» WHAT YOU HAVE TO DO: If a line in the records contains the string "October", show that line.

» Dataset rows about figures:
━━━━━━

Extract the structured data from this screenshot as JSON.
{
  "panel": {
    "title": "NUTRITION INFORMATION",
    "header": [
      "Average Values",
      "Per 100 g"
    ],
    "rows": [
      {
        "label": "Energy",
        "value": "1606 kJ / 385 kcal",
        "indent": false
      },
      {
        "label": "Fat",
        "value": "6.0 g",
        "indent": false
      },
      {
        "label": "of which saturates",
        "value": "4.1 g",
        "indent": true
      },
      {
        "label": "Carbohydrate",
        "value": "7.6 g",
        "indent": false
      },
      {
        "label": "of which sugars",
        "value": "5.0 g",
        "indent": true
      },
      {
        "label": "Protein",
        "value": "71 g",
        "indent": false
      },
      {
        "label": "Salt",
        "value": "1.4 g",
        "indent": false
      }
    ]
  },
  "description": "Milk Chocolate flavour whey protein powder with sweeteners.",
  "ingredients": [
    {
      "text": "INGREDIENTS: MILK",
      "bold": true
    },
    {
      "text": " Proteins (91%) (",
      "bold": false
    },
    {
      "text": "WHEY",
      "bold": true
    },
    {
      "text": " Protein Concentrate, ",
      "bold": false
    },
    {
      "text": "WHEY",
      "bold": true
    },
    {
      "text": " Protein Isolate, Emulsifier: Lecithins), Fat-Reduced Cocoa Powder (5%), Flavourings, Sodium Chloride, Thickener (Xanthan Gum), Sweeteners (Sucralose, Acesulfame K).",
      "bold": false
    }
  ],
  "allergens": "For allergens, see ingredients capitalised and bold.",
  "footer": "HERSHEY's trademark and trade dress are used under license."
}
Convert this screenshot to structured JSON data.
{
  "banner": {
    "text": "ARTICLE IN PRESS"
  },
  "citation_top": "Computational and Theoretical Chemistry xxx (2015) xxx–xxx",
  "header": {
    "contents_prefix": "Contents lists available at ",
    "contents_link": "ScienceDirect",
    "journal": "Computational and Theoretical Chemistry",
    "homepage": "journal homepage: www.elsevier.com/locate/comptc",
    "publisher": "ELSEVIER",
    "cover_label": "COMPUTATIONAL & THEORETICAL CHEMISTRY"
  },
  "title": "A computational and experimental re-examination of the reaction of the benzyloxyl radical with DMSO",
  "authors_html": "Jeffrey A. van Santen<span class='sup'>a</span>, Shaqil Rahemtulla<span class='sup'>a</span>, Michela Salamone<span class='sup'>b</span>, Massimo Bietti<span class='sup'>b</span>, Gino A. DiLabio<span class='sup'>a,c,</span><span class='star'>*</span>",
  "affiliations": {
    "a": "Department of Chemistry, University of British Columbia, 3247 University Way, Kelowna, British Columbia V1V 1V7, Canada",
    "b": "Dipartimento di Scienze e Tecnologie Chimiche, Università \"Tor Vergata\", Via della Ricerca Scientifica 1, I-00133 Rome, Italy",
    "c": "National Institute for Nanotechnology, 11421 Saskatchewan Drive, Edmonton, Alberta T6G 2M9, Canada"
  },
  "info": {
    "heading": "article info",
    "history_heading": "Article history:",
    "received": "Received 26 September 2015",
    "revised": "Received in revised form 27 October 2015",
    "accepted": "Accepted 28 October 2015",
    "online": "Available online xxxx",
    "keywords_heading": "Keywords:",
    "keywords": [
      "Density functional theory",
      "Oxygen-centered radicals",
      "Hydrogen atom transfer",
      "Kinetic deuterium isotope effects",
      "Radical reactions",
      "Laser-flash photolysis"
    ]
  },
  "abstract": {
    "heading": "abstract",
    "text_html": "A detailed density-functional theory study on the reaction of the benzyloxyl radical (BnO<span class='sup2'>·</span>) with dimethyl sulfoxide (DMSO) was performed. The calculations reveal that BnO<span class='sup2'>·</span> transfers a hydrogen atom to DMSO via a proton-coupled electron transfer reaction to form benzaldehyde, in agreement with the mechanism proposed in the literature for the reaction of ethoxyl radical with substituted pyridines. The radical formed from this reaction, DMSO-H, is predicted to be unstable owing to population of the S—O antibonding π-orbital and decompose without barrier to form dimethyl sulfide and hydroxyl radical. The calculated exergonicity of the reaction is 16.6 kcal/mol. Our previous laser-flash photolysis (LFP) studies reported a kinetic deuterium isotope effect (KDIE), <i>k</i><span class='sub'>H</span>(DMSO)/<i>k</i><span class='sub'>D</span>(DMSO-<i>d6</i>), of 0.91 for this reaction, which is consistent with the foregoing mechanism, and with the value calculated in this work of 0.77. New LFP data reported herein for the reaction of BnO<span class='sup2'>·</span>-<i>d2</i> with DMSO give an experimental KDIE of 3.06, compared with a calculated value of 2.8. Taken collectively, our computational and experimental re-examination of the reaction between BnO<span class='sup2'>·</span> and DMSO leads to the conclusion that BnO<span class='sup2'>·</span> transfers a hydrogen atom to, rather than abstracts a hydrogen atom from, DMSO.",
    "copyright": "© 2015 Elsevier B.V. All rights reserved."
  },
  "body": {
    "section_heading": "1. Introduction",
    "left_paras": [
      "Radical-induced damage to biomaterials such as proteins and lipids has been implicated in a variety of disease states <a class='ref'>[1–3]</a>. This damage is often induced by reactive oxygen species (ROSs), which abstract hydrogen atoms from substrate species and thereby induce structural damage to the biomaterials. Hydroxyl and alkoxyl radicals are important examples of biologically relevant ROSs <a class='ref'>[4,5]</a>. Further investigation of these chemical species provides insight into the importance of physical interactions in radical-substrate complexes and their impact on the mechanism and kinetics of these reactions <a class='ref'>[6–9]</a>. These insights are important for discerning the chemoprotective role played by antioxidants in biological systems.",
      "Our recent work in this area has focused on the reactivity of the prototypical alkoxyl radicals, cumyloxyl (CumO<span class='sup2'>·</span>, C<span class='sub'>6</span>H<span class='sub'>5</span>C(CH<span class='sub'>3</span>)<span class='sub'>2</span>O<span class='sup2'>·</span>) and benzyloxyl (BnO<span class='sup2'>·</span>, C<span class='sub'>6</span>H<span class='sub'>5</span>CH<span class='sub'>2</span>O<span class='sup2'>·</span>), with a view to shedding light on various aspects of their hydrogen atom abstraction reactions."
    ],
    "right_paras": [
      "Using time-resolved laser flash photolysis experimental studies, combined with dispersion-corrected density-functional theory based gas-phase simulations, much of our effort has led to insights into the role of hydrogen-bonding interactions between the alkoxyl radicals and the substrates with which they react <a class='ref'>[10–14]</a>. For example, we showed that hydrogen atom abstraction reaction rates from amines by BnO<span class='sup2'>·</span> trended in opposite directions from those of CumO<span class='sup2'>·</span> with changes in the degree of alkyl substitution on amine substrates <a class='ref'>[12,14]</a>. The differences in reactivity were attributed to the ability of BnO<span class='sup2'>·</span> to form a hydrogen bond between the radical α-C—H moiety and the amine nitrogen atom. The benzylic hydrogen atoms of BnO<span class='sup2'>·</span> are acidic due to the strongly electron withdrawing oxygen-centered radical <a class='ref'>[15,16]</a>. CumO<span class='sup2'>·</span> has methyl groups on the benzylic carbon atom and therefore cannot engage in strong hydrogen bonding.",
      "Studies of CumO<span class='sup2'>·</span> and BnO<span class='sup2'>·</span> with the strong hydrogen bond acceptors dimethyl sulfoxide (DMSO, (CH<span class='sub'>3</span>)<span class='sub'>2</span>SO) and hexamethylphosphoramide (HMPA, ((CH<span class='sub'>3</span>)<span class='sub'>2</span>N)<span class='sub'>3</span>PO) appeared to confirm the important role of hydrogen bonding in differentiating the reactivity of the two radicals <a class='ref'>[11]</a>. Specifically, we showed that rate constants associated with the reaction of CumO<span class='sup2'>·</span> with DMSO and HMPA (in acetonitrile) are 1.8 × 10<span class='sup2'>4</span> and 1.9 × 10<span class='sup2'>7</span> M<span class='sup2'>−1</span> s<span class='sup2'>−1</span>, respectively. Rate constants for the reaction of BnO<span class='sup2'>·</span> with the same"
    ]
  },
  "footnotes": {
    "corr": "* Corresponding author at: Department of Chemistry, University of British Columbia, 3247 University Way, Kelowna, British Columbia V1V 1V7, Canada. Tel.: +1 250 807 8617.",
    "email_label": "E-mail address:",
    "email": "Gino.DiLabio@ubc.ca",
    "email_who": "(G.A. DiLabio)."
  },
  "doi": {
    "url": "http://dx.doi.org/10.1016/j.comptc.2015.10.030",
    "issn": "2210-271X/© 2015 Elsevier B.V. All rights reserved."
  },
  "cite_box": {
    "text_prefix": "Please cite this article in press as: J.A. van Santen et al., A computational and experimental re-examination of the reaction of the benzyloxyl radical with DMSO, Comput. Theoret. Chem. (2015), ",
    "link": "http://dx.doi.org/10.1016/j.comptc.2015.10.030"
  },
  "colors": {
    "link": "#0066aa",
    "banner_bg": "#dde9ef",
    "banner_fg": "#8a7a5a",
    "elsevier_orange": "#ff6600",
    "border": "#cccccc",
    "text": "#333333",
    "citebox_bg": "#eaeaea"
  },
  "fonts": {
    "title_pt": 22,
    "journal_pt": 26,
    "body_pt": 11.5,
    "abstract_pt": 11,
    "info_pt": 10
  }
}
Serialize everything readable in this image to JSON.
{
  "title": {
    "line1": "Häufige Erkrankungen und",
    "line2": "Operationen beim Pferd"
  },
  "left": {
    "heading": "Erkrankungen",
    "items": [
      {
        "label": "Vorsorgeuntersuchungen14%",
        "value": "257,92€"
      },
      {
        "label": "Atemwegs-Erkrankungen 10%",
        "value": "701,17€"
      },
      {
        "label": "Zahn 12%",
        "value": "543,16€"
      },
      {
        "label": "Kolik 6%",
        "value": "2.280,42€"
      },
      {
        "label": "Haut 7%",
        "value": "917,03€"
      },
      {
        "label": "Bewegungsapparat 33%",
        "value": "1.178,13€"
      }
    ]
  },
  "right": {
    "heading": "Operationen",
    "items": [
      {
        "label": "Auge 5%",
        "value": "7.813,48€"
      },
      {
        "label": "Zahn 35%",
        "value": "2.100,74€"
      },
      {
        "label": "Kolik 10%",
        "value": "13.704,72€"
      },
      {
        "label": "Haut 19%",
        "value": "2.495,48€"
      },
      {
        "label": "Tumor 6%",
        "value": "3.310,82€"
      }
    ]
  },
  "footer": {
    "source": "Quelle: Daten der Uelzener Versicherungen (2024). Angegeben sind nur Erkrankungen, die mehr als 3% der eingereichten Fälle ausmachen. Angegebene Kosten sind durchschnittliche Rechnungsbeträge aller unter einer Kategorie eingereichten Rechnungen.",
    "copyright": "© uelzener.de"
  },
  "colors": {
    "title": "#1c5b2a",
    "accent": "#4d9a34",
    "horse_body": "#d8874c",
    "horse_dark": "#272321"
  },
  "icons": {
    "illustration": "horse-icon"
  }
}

━━━━━━

» EXERCISE ANSWER:
    "revised": "Received in revised form 27 October 2015",
    "accepted": "Accepted 28 October 2015",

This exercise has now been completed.